- _Exercise brief_: From the entries below, count the lines with "name". Write only the count.
****
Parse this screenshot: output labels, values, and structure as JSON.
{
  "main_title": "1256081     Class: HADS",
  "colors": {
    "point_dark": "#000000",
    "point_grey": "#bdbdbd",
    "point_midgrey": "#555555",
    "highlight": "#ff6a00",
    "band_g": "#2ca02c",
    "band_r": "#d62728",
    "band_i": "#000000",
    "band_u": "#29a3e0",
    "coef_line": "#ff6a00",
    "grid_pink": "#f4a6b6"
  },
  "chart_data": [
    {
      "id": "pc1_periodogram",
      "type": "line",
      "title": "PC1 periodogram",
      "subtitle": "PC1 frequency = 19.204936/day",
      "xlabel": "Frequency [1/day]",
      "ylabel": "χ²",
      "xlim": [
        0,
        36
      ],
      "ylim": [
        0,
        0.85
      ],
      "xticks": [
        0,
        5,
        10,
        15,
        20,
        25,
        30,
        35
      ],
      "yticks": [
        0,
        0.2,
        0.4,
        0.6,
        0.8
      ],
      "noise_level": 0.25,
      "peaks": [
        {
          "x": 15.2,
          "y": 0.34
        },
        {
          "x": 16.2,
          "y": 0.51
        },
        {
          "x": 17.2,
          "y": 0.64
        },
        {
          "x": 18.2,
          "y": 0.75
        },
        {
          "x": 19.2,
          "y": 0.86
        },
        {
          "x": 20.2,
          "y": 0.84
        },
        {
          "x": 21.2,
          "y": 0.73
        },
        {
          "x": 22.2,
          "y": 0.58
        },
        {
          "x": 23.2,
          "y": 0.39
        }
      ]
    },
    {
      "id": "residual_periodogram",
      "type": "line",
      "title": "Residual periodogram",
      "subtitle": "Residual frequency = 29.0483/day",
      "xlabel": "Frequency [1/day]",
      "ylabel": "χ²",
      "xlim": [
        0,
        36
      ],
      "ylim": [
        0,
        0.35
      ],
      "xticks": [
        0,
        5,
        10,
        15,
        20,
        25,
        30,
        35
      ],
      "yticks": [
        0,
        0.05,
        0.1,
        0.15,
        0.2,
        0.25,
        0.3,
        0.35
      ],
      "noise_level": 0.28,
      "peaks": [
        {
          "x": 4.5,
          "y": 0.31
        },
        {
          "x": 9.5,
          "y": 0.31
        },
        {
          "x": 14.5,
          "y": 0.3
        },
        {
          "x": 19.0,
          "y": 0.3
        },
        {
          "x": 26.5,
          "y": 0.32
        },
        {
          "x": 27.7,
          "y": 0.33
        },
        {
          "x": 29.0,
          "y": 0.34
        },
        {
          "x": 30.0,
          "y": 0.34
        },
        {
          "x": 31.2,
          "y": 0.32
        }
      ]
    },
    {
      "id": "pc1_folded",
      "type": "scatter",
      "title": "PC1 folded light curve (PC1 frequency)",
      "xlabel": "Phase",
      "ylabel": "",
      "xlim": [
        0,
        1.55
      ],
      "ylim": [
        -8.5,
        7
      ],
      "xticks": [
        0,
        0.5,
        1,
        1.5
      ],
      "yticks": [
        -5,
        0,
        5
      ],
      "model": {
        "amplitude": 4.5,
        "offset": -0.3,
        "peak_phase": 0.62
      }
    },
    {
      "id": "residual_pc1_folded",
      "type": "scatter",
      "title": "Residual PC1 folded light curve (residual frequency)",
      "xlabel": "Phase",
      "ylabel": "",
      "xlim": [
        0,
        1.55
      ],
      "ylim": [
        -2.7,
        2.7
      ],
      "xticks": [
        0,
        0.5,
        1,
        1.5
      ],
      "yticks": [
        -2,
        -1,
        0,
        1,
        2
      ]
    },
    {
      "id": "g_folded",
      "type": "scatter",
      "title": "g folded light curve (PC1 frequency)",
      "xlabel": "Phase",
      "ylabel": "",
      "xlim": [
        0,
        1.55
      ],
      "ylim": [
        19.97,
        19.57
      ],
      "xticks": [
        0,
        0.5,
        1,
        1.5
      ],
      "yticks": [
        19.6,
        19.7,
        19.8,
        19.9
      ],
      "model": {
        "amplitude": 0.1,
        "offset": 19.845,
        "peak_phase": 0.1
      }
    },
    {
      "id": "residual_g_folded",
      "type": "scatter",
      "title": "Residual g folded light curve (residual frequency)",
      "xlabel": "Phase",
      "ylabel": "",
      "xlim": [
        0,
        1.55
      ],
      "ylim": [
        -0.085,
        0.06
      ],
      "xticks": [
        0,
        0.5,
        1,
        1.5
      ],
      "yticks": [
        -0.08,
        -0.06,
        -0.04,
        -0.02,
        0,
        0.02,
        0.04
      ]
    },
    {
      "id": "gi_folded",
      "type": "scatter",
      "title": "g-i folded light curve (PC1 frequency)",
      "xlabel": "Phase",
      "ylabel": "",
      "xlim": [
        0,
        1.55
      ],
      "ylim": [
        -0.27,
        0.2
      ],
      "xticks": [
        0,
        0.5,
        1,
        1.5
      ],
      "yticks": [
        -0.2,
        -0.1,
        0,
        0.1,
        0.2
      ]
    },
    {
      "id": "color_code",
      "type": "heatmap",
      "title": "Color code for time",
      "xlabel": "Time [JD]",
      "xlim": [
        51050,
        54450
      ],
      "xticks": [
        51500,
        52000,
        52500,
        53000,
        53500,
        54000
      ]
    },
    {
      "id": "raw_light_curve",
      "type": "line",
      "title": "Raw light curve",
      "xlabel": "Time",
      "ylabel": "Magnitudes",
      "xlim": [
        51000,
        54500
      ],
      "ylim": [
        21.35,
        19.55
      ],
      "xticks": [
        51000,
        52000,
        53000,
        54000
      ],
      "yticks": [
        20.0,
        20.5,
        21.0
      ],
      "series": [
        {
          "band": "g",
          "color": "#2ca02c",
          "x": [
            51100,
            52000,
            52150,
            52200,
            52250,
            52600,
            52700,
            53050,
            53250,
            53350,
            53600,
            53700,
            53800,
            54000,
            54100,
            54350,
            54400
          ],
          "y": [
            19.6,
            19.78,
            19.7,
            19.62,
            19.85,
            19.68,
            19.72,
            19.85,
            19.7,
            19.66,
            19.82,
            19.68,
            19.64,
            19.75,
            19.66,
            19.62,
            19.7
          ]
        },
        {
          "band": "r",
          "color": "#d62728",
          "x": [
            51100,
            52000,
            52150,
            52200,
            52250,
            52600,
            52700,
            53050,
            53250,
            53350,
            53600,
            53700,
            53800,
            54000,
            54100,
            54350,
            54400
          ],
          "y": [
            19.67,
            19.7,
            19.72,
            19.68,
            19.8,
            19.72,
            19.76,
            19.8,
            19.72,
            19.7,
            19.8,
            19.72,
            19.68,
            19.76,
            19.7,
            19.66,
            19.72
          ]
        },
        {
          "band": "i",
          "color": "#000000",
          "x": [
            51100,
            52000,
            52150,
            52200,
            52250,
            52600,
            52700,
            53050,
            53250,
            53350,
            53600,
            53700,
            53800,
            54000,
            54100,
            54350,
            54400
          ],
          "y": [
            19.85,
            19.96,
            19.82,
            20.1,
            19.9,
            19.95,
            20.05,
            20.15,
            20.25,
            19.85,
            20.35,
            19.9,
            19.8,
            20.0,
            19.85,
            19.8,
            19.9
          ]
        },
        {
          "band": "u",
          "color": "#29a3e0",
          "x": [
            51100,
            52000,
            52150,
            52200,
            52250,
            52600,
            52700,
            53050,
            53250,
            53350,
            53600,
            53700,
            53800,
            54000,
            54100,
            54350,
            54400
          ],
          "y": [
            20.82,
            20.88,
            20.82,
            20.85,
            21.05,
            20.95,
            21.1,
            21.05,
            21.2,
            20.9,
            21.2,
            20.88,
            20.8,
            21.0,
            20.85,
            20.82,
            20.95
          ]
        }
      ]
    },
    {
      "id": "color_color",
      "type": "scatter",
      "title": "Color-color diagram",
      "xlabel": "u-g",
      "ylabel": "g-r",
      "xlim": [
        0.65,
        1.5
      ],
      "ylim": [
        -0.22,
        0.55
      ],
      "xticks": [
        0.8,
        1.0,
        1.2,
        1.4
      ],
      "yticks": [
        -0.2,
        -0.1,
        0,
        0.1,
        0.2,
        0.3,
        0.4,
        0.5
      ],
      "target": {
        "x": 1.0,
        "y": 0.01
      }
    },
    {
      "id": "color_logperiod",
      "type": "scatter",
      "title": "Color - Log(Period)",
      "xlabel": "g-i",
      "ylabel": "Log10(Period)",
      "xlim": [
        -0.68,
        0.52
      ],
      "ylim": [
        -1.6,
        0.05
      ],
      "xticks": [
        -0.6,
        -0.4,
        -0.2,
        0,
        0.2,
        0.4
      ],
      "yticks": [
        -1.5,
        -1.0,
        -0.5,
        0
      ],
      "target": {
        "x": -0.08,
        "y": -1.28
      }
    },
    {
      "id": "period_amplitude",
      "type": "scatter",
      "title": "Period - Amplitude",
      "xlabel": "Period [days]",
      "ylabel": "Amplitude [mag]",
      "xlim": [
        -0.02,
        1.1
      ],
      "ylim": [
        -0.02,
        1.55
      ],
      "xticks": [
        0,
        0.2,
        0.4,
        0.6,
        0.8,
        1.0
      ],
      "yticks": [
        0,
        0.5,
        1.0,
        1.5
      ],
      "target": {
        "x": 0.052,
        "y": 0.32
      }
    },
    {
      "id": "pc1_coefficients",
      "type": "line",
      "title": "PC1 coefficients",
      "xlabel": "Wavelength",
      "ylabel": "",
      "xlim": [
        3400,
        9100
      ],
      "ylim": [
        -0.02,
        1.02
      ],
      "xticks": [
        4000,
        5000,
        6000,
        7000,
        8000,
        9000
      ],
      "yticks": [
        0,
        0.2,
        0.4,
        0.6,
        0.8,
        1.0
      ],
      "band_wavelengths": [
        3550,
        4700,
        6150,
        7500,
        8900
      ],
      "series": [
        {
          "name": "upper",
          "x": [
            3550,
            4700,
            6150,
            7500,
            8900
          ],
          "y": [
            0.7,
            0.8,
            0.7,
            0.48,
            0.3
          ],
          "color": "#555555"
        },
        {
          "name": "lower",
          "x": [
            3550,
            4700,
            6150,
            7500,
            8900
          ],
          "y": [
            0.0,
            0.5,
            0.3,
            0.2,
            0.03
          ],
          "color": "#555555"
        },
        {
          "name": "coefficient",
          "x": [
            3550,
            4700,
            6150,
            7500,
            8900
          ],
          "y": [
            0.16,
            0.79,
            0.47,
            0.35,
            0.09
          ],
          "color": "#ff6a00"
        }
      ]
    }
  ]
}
****
- _Answer for this exercise_: 3